> _PROBLEM STATEMENT_: Your task is to copy the listing exactly. Drop any pictures from the copy.

> _RECORDS FOR THE TASK_:

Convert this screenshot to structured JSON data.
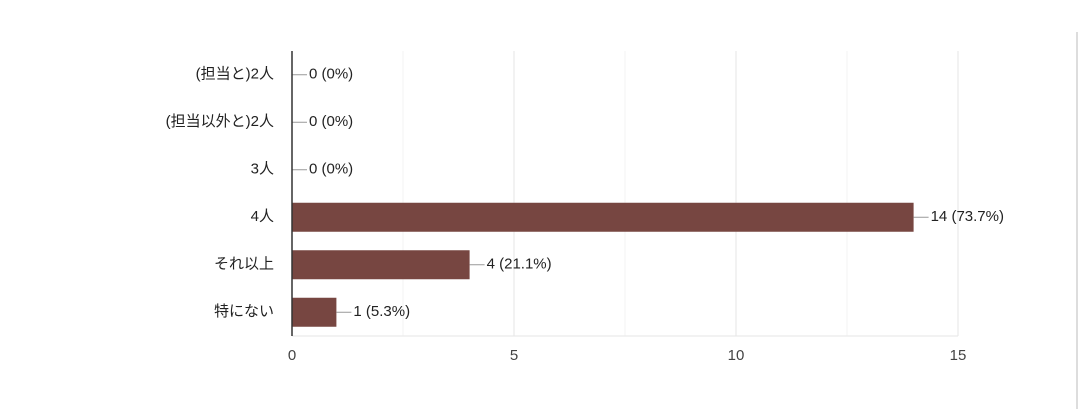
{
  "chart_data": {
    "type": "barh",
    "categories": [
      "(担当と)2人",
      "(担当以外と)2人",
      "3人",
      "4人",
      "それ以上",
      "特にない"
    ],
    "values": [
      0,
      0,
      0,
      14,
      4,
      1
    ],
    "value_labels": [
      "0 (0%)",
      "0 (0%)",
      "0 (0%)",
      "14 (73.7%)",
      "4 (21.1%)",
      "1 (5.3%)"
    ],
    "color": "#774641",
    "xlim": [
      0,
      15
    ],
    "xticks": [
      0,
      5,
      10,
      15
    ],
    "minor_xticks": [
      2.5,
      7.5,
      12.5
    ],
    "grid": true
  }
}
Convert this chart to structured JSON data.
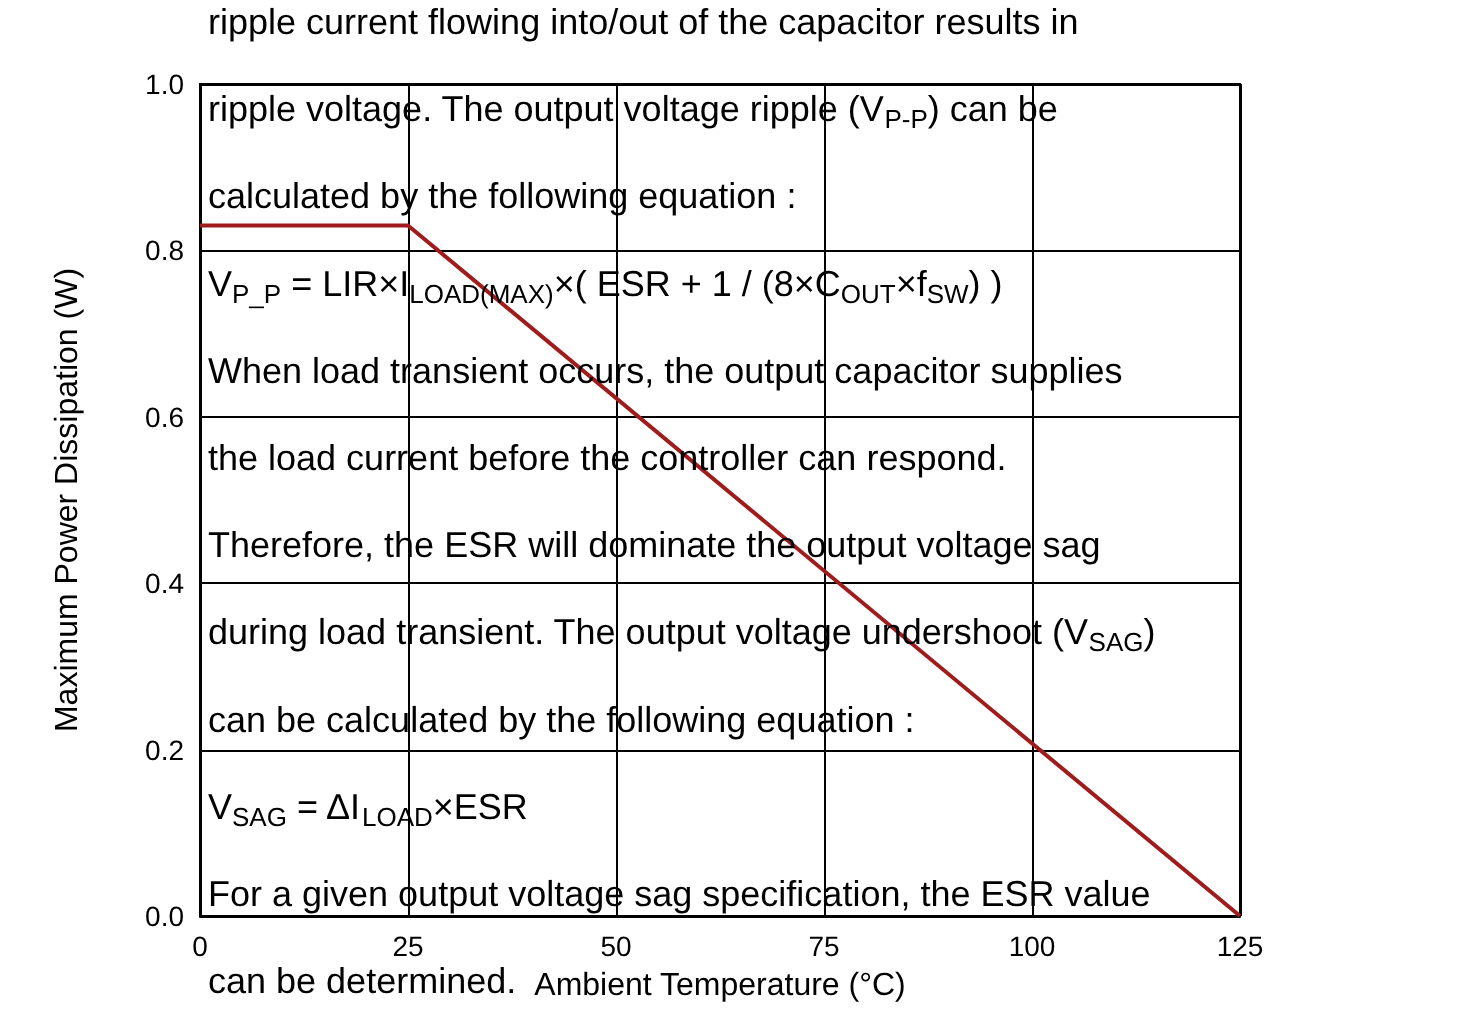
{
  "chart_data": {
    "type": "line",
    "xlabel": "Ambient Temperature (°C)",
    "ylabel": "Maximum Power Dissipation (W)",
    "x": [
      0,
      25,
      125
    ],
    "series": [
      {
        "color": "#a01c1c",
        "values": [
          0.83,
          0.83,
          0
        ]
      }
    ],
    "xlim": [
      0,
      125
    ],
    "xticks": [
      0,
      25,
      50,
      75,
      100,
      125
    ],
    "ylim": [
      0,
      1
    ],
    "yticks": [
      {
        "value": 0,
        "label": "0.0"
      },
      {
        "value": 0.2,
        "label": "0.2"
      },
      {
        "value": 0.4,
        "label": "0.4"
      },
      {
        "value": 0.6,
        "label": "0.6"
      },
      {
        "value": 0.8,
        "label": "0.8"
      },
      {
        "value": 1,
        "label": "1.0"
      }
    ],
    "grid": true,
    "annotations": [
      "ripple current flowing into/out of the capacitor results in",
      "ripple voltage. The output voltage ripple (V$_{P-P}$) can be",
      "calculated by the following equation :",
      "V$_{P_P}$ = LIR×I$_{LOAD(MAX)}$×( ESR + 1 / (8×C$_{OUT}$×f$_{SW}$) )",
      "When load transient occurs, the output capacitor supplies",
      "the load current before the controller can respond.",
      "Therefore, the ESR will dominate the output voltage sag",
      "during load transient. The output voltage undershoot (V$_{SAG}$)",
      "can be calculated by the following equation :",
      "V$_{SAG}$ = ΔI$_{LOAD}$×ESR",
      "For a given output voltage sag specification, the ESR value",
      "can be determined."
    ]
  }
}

> _OUTPUT BELOW_:
Convert this screenshot to structured JSON data.
{
  "chart_data": {
    "type": "barh",
    "categories": [
      "(担当と)2人",
      "(担当以外と)2人",
      "3人",
      "4人",
      "それ以上",
      "特にない"
    ],
    "values": [
      0,
      0,
      0,
      14,
      4,
      1
    ],
    "value_labels": [
      "0 (0%)",
      "0 (0%)",
      "0 (0%)",
      "14 (73.7%)",
      "4 (21.1%)",
      "1 (5.3%)"
    ],
    "color": "#774641",
    "xlim": [
      0,
      15
    ],
    "xticks": [
      0,
      5,
      10,
      15
    ],
    "minor_xticks": [
      2.5,
      7.5,
      12.5
    ],
    "grid": true
  }
}
Convert this chart to structured JSON data.
{
  "chart_data": {
    "type": "line",
    "xlabel": "Ambient Temperature (°C)",
    "ylabel": "Maximum Power Dissipation (W)",
    "x": [
      0,
      25,
      125
    ],
    "series": [
      {
        "color": "#a01c1c",
        "values": [
          0.83,
          0.83,
          0
        ]
      }
    ],
    "xlim": [
      0,
      125
    ],
    "xticks": [
      0,
      25,
      50,
      75,
      100,
      125
    ],
    "ylim": [
      0,
      1
    ],
    "yticks": [
      {
        "value": 0,
        "label": "0.0"
      },
      {
        "value": 0.2,
        "label": "0.2"
      },
      {
        "value": 0.4,
        "label": "0.4"
      },
      {
        "value": 0.6,
        "label": "0.6"
      },
      {
        "value": 0.8,
        "label": "0.8"
      },
      {
        "value": 1,
        "label": "1.0"
      }
    ],
    "grid": true,
    "annotations": [
      "ripple current flowing into/out of the capacitor results in",
      "ripple voltage. The output voltage ripple (V$_{P-P}$) can be",
      "calculated by the following equation :",
      "V$_{P_P}$ = LIR×I$_{LOAD(MAX)}$×( ESR + 1 / (8×C$_{OUT}$×f$_{SW}$) )",
      "When load transient occurs, the output capacitor supplies",
      "the load current before the controller can respond.",
      "Therefore, the ESR will dominate the output voltage sag",
      "during load transient. The output voltage undershoot (V$_{SAG}$)",
      "can be calculated by the following equation :",
      "V$_{SAG}$ = ΔI$_{LOAD}$×ESR",
      "For a given output voltage sag specification, the ESR value",
      "can be determined."
    ]
  }
}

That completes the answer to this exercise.